- Exercise -
Look through the records that follow. Copy every line containing the word "noudattaa".

- Input material -
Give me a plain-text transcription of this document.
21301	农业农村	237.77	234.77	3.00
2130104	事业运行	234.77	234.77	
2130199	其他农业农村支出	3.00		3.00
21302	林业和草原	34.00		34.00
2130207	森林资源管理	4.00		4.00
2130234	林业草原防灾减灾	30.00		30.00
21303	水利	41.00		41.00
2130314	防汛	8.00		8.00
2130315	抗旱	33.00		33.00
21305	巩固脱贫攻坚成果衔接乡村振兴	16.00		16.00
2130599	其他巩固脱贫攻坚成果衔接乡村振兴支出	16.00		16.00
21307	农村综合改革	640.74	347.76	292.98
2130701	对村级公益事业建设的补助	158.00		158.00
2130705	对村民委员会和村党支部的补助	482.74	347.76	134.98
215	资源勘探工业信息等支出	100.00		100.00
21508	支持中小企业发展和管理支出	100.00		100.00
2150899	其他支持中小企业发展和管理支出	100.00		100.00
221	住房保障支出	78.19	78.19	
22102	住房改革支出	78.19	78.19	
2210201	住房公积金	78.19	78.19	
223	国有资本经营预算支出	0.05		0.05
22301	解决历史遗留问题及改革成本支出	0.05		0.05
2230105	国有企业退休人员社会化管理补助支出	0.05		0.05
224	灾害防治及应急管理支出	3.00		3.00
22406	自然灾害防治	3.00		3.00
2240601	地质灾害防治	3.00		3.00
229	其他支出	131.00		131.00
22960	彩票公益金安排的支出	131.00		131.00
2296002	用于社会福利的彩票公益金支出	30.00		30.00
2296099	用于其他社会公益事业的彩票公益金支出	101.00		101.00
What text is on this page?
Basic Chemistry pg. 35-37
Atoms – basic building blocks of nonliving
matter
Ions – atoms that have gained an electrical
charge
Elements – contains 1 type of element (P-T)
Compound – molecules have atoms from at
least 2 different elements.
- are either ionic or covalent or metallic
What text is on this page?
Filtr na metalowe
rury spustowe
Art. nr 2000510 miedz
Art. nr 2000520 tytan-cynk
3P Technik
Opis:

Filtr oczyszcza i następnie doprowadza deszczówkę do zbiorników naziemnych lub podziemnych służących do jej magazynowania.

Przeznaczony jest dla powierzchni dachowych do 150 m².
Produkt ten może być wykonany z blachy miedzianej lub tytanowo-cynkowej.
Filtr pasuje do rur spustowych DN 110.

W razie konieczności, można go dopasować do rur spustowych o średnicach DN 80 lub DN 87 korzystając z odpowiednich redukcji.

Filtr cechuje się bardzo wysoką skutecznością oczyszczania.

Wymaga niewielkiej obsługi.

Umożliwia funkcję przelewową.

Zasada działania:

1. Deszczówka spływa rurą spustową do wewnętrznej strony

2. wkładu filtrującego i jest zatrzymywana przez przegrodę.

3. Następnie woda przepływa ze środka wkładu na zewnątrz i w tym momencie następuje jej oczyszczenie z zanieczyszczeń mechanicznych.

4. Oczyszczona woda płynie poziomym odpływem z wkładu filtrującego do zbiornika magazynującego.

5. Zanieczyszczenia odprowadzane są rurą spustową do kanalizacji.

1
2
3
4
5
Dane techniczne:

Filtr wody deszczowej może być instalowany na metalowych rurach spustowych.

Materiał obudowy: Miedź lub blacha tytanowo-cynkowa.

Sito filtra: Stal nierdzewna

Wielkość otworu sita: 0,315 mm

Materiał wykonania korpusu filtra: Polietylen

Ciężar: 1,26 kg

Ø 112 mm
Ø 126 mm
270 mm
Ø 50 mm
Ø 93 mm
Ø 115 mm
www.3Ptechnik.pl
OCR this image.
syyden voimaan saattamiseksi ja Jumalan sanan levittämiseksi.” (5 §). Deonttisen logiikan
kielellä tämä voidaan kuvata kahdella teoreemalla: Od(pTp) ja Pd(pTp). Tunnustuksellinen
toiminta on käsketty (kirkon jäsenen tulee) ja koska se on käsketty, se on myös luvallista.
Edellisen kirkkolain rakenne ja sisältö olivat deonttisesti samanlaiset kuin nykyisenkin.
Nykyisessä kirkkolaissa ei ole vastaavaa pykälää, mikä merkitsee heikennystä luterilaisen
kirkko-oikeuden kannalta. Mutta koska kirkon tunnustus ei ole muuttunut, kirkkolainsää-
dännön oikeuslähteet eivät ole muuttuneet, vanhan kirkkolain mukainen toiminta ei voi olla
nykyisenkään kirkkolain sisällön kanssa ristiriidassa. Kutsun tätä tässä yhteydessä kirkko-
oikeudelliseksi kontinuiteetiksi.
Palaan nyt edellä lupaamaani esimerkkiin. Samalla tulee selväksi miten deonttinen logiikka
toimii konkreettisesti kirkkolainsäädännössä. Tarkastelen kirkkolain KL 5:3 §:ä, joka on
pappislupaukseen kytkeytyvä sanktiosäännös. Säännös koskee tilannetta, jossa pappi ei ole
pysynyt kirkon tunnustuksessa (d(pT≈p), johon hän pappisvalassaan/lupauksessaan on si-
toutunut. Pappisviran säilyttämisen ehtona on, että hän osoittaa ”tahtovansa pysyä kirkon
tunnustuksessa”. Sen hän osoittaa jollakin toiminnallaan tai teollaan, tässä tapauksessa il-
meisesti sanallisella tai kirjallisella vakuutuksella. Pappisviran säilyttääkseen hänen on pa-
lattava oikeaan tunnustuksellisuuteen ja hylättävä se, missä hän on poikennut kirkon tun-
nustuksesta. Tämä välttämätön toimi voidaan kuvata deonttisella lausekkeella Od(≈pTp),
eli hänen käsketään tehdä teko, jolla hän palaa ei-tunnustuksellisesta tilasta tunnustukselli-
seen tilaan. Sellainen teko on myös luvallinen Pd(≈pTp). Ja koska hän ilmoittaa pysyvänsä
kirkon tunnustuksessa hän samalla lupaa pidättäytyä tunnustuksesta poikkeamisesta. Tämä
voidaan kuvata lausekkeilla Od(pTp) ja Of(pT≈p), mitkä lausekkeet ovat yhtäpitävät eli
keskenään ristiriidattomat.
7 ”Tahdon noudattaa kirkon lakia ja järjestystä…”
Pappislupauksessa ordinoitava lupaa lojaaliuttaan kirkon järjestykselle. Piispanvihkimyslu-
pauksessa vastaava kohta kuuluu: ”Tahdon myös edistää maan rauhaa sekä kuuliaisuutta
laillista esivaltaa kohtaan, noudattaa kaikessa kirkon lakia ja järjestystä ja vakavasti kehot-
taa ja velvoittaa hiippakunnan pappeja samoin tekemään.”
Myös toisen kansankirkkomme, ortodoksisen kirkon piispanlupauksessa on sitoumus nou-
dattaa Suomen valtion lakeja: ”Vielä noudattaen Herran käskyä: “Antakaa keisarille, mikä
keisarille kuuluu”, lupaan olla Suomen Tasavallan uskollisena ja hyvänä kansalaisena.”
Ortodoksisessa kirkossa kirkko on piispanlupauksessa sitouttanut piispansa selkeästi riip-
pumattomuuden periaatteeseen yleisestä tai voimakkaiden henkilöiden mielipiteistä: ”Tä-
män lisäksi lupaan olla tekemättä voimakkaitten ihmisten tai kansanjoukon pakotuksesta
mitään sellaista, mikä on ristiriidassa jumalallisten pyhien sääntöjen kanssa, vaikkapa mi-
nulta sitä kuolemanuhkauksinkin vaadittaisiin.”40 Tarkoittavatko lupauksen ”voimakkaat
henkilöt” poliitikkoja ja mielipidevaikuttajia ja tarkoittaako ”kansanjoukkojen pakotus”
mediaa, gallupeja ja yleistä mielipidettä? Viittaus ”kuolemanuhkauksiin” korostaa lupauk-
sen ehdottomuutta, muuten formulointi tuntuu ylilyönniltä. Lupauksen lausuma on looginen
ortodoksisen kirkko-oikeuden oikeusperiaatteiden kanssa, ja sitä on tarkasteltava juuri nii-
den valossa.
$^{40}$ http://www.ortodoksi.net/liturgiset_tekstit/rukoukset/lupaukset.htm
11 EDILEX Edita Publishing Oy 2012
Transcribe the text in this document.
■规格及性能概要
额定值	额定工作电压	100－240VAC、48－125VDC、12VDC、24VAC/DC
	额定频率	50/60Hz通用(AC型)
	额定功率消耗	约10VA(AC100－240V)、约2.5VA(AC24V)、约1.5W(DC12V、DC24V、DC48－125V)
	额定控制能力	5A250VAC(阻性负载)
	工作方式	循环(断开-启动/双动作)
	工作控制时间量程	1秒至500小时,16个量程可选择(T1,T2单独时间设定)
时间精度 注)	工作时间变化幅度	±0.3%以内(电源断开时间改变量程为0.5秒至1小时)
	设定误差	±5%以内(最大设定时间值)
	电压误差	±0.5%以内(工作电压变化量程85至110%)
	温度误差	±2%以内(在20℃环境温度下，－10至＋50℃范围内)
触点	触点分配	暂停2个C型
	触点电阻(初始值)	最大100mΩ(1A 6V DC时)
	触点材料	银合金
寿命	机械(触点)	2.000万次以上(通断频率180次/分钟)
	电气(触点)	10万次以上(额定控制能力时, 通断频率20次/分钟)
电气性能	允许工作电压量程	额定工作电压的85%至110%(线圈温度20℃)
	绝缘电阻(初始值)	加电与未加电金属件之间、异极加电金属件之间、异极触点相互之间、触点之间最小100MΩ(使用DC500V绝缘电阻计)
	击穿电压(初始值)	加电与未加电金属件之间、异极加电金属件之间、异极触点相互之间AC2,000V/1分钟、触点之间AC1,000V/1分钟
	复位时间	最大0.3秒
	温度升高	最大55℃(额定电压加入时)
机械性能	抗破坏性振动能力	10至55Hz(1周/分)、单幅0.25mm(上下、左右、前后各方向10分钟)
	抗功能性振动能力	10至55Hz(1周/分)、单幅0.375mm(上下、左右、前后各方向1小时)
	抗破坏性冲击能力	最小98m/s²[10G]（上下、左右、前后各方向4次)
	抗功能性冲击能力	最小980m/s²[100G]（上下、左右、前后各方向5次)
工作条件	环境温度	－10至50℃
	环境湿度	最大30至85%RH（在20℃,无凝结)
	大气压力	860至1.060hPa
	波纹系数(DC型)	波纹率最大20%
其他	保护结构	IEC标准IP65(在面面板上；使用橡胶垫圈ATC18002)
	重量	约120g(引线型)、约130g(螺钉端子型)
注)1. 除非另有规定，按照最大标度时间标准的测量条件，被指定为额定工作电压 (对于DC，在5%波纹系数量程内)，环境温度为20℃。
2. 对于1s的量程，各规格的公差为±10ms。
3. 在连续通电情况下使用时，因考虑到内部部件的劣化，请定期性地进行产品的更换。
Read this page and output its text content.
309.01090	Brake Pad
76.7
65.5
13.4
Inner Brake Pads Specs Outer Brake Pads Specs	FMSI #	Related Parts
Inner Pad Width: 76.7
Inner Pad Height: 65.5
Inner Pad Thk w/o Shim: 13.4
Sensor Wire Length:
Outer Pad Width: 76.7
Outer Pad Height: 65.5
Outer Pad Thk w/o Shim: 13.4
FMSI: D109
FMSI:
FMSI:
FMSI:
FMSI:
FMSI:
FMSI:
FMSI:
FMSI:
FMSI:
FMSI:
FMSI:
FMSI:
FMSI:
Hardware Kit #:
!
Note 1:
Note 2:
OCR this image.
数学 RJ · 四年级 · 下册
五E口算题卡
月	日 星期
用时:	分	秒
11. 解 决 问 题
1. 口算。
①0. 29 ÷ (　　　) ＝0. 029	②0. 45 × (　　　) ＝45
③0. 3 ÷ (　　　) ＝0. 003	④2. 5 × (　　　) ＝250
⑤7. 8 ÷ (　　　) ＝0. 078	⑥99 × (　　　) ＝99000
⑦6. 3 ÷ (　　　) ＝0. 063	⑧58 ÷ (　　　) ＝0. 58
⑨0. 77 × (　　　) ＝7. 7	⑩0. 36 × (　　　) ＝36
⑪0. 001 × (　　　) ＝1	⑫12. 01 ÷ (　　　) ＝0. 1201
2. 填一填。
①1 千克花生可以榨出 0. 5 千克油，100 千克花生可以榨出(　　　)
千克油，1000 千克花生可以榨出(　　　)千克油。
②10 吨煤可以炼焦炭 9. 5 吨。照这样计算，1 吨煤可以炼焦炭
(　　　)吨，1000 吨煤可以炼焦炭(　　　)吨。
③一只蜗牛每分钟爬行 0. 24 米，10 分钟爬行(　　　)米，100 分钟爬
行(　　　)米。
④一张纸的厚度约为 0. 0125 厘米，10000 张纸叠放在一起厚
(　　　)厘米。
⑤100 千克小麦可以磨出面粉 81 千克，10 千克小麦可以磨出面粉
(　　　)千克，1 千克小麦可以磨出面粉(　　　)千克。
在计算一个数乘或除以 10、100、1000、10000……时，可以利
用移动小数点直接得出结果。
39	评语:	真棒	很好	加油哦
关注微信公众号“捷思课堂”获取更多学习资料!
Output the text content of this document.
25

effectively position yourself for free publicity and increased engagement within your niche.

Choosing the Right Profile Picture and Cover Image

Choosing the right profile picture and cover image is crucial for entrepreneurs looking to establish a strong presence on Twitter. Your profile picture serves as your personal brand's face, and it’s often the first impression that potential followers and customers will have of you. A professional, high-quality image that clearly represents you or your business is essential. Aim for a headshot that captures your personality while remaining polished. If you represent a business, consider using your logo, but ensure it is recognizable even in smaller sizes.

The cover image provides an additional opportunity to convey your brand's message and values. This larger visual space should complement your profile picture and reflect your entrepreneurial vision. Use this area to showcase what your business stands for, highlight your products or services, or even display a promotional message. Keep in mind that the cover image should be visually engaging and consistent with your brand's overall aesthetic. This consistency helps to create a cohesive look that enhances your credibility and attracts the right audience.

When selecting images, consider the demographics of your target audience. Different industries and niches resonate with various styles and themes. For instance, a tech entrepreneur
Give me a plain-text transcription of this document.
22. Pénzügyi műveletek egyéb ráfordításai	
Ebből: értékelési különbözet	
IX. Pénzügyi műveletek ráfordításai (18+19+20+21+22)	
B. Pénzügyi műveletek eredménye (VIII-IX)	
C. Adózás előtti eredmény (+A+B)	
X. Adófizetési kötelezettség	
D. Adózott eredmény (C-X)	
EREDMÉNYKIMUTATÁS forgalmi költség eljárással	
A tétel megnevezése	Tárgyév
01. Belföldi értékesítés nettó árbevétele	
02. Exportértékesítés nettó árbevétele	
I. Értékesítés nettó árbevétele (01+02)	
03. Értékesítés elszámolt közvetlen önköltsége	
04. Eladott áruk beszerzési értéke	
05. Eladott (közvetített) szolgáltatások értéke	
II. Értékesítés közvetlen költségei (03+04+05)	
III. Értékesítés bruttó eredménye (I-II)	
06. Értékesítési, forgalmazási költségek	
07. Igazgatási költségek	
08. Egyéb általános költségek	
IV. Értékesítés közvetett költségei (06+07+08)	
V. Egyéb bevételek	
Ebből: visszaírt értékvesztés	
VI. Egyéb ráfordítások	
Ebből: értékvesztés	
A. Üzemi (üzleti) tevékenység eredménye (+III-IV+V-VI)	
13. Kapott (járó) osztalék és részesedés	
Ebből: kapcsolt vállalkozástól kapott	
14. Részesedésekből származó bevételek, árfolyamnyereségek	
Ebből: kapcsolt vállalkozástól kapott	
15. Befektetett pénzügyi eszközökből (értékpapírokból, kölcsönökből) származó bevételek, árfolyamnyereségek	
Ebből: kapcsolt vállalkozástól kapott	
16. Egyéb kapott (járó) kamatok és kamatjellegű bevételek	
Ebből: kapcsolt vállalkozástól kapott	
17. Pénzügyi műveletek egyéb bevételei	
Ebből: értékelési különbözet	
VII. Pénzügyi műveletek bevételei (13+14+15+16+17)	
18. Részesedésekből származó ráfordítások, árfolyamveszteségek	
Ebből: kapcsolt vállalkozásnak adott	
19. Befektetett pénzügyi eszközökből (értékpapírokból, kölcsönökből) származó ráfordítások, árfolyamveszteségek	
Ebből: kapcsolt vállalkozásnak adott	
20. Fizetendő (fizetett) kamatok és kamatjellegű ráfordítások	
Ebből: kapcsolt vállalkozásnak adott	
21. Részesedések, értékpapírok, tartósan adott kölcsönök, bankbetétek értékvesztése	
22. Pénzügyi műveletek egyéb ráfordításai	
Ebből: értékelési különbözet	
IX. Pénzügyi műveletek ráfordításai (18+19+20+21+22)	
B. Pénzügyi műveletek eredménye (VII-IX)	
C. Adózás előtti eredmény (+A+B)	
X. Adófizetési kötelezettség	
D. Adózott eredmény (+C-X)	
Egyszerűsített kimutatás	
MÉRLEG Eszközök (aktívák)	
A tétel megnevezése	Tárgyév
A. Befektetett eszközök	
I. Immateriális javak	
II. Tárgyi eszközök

- Exercise solution -
7 ”Tahdon noudattaa kirkon lakia ja järjestystä…”
laillista esivaltaa kohtaan, noudattaa kaikessa kirkon lakia ja järjestystä ja vakavasti kehot-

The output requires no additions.